WHAT THE TASK ASKS
Scan the listing below and copy every line holding "future".

EXERCISE DATA
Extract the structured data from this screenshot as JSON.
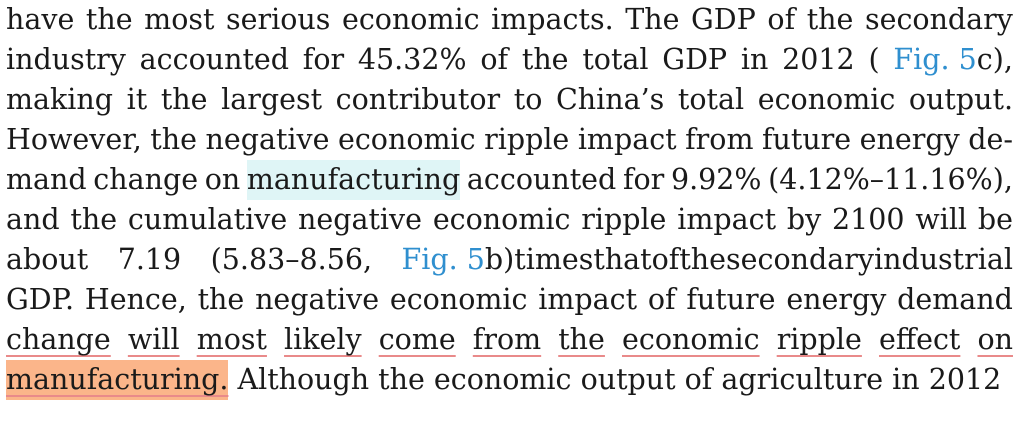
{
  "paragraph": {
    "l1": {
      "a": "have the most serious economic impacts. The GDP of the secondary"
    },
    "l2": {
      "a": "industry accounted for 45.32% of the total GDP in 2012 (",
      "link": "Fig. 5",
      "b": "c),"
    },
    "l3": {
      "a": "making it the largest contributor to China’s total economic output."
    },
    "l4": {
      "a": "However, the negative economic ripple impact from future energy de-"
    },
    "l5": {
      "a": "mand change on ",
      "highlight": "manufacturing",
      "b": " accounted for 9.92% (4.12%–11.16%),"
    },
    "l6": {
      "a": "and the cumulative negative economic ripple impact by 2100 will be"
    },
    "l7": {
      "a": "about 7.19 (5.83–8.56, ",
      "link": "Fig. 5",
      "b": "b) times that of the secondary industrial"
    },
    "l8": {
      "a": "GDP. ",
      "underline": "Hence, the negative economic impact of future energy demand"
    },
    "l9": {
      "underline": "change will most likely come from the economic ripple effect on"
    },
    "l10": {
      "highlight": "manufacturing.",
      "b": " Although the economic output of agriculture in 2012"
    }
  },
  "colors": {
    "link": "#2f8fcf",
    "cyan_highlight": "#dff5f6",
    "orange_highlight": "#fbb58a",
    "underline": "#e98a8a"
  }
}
* * *
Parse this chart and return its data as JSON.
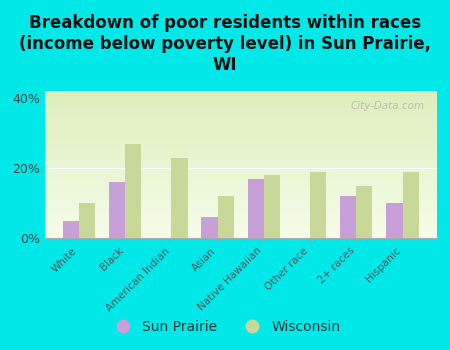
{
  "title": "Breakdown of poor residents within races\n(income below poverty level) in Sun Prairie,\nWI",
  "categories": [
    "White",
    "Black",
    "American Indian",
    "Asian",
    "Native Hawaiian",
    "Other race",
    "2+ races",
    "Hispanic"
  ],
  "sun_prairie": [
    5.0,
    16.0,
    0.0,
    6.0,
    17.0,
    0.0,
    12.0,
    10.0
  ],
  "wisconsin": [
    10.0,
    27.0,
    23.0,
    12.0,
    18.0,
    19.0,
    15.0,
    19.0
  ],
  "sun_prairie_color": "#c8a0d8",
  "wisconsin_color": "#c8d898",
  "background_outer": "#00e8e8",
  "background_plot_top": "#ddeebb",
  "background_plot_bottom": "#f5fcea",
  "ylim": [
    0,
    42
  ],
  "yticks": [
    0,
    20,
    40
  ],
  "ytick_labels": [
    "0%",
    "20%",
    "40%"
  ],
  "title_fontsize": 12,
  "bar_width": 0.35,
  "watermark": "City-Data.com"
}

THE OUTPUT
      "a": "However, the negative economic ripple impact from future energy de-"
      "underline": "Hence, the negative economic impact of future energy demand"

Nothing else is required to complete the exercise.